▶ _Your task_:
Reproduce the full listing below unchanged, apart from the pictures.

[Material to process start]

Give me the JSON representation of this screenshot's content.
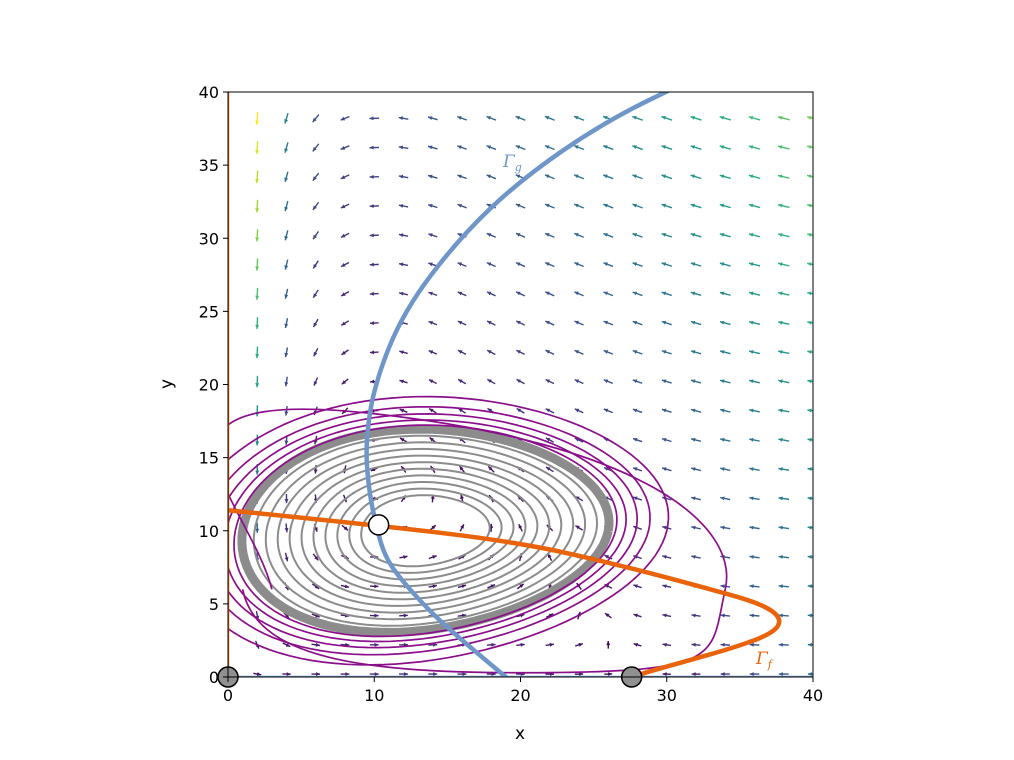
{
  "chart_data": {
    "type": "phase-portrait",
    "xlabel": "x",
    "ylabel": "y",
    "xlim": [
      0,
      40
    ],
    "ylim": [
      0,
      40
    ],
    "xticks": [
      0,
      10,
      20,
      30,
      40
    ],
    "yticks": [
      0,
      5,
      10,
      15,
      20,
      25,
      30,
      35,
      40
    ],
    "nullclines": [
      {
        "name": "Γ_f",
        "label_main": "Γ",
        "label_sub": "f",
        "color": "#e8630a",
        "points": [
          [
            0,
            11.4
          ],
          [
            10,
            10.4
          ],
          [
            20,
            9.2
          ],
          [
            27,
            7.6
          ],
          [
            33,
            6.0
          ],
          [
            36.5,
            5.0
          ],
          [
            37.9,
            4.0
          ],
          [
            37.3,
            3.0
          ],
          [
            34.6,
            2.0
          ],
          [
            31.0,
            1.0
          ],
          [
            27.5,
            0
          ],
          [
            27.2,
            -0.3
          ]
        ]
      },
      {
        "name": "Γ_g",
        "label_main": "Γ",
        "label_sub": "g",
        "color": "#6f96c9",
        "points": [
          [
            19.0,
            0
          ],
          [
            16.6,
            2
          ],
          [
            14.3,
            4
          ],
          [
            12.4,
            6
          ],
          [
            10.8,
            8
          ],
          [
            10.1,
            10.4
          ],
          [
            9.6,
            13
          ],
          [
            9.4,
            16
          ],
          [
            10.0,
            20
          ],
          [
            12.0,
            25
          ],
          [
            15.8,
            30
          ],
          [
            20.0,
            34
          ],
          [
            25.8,
            38
          ],
          [
            32.0,
            41
          ]
        ]
      }
    ],
    "axis_nullclines": [
      {
        "axis": "x=0",
        "color": "#e8630a"
      },
      {
        "axis": "y=0",
        "color": "#6f96c9"
      }
    ],
    "equilibria": [
      {
        "x": 0,
        "y": 0,
        "fill": "#909090"
      },
      {
        "x": 27.6,
        "y": 0,
        "fill": "#909090"
      },
      {
        "x": 10.3,
        "y": 10.4,
        "fill": "#ffffff"
      }
    ],
    "trajectories": {
      "outer_color": "#8b0e8b",
      "inner_color": "#8c8c8c",
      "center": [
        13.5,
        10.0
      ],
      "limit_cycle_semi_axes": [
        12.5,
        6.9
      ]
    },
    "colormap": "viridis"
  }
}
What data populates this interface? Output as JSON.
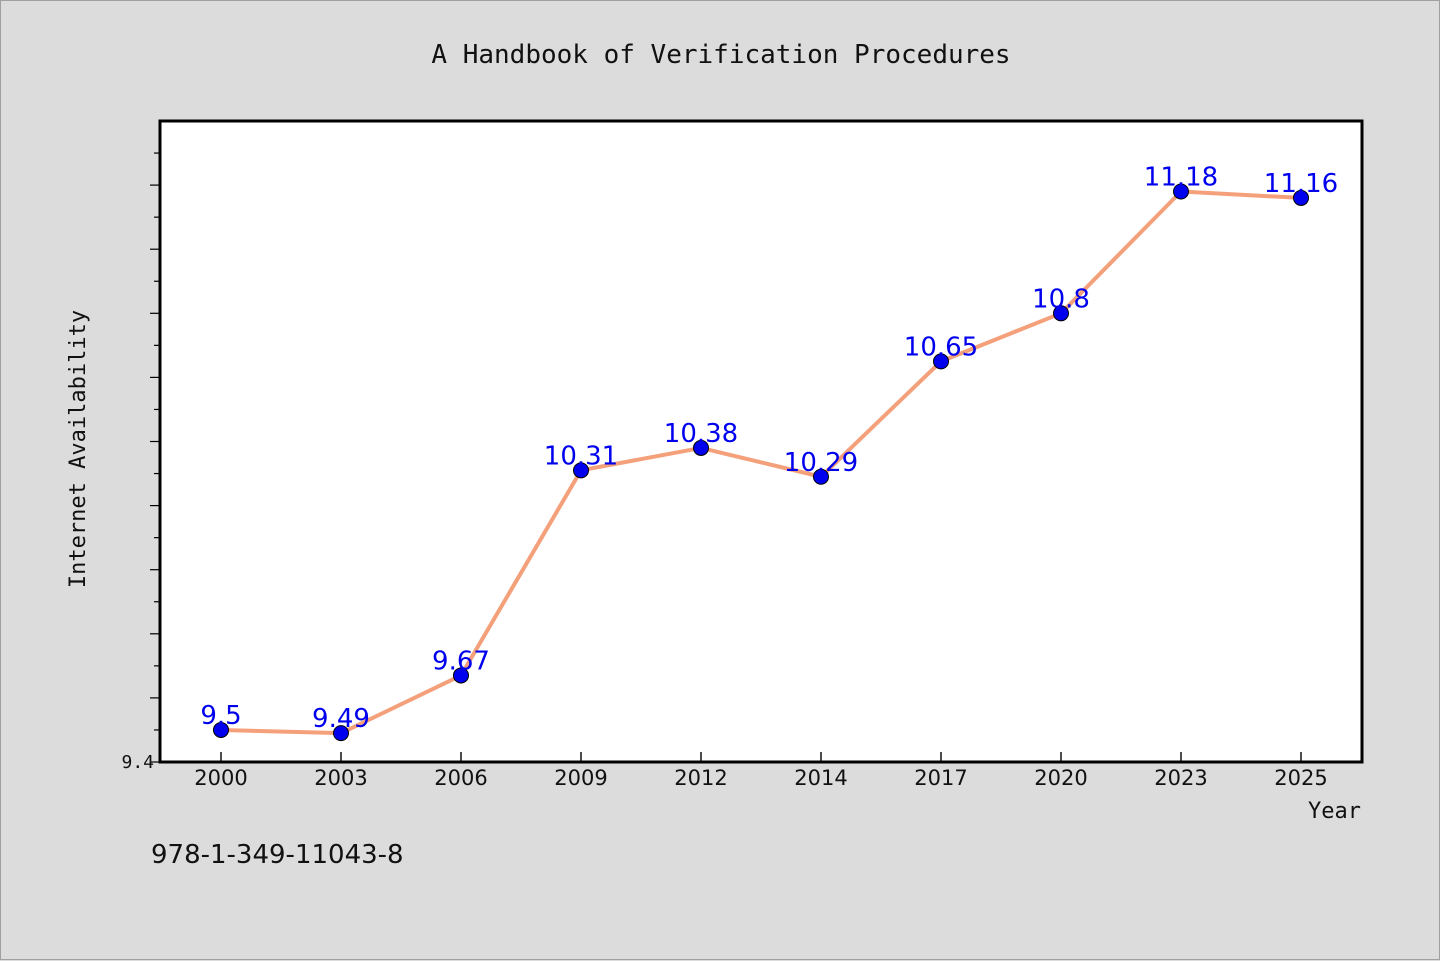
{
  "chart_data": {
    "type": "line",
    "title": "A Handbook of Verification Procedures",
    "xlabel": "Year",
    "ylabel": "Internet Availability",
    "categories": [
      "2000",
      "2003",
      "2006",
      "2009",
      "2012",
      "2014",
      "2017",
      "2020",
      "2023",
      "2025"
    ],
    "series": [
      {
        "values": [
          9.5,
          9.49,
          9.67,
          10.31,
          10.38,
          10.29,
          10.65,
          10.8,
          11.18,
          11.16
        ]
      }
    ],
    "data_labels": [
      "9.5",
      "9.49",
      "9.67",
      "10.31",
      "10.38",
      "10.29",
      "10.65",
      "10.8",
      "11.18",
      "11.16"
    ],
    "ylim": [
      9.4,
      11.4
    ],
    "y_tick_labels": [
      "9.4"
    ],
    "grid": false,
    "line_color": "#f4a07a",
    "marker_color": "#0000ee",
    "label_color": "#0000ee"
  },
  "footer": {
    "isbn": "978-1-349-11043-8"
  }
}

[Material to process end]

▶ _Final answer_:
Give me the JSON representation of this screenshot's content.
{
  "chart_data": {
    "type": "phase-portrait",
    "xlabel": "x",
    "ylabel": "y",
    "xlim": [
      0,
      40
    ],
    "ylim": [
      0,
      40
    ],
    "xticks": [
      0,
      10,
      20,
      30,
      40
    ],
    "yticks": [
      0,
      5,
      10,
      15,
      20,
      25,
      30,
      35,
      40
    ],
    "nullclines": [
      {
        "name": "Γ_f",
        "label_main": "Γ",
        "label_sub": "f",
        "color": "#e8630a",
        "points": [
          [
            0,
            11.4
          ],
          [
            10,
            10.4
          ],
          [
            20,
            9.2
          ],
          [
            27,
            7.6
          ],
          [
            33,
            6.0
          ],
          [
            36.5,
            5.0
          ],
          [
            37.9,
            4.0
          ],
          [
            37.3,
            3.0
          ],
          [
            34.6,
            2.0
          ],
          [
            31.0,
            1.0
          ],
          [
            27.5,
            0
          ],
          [
            27.2,
            -0.3
          ]
        ]
      },
      {
        "name": "Γ_g",
        "label_main": "Γ",
        "label_sub": "g",
        "color": "#6f96c9",
        "points": [
          [
            19.0,
            0
          ],
          [
            16.6,
            2
          ],
          [
            14.3,
            4
          ],
          [
            12.4,
            6
          ],
          [
            10.8,
            8
          ],
          [
            10.1,
            10.4
          ],
          [
            9.6,
            13
          ],
          [
            9.4,
            16
          ],
          [
            10.0,
            20
          ],
          [
            12.0,
            25
          ],
          [
            15.8,
            30
          ],
          [
            20.0,
            34
          ],
          [
            25.8,
            38
          ],
          [
            32.0,
            41
          ]
        ]
      }
    ],
    "axis_nullclines": [
      {
        "axis": "x=0",
        "color": "#e8630a"
      },
      {
        "axis": "y=0",
        "color": "#6f96c9"
      }
    ],
    "equilibria": [
      {
        "x": 0,
        "y": 0,
        "fill": "#909090"
      },
      {
        "x": 27.6,
        "y": 0,
        "fill": "#909090"
      },
      {
        "x": 10.3,
        "y": 10.4,
        "fill": "#ffffff"
      }
    ],
    "trajectories": {
      "outer_color": "#8b0e8b",
      "inner_color": "#8c8c8c",
      "center": [
        13.5,
        10.0
      ],
      "limit_cycle_semi_axes": [
        12.5,
        6.9
      ]
    },
    "colormap": "viridis"
  }
}
What data populates this interface? Output as JSON.
{
  "chart_data": {
    "type": "line",
    "title": "A Handbook of Verification Procedures",
    "xlabel": "Year",
    "ylabel": "Internet Availability",
    "categories": [
      "2000",
      "2003",
      "2006",
      "2009",
      "2012",
      "2014",
      "2017",
      "2020",
      "2023",
      "2025"
    ],
    "series": [
      {
        "values": [
          9.5,
          9.49,
          9.67,
          10.31,
          10.38,
          10.29,
          10.65,
          10.8,
          11.18,
          11.16
        ]
      }
    ],
    "data_labels": [
      "9.5",
      "9.49",
      "9.67",
      "10.31",
      "10.38",
      "10.29",
      "10.65",
      "10.8",
      "11.18",
      "11.16"
    ],
    "ylim": [
      9.4,
      11.4
    ],
    "y_tick_labels": [
      "9.4"
    ],
    "grid": false,
    "line_color": "#f4a07a",
    "marker_color": "#0000ee",
    "label_color": "#0000ee"
  },
  "footer": {
    "isbn": "978-1-349-11043-8"
  }
}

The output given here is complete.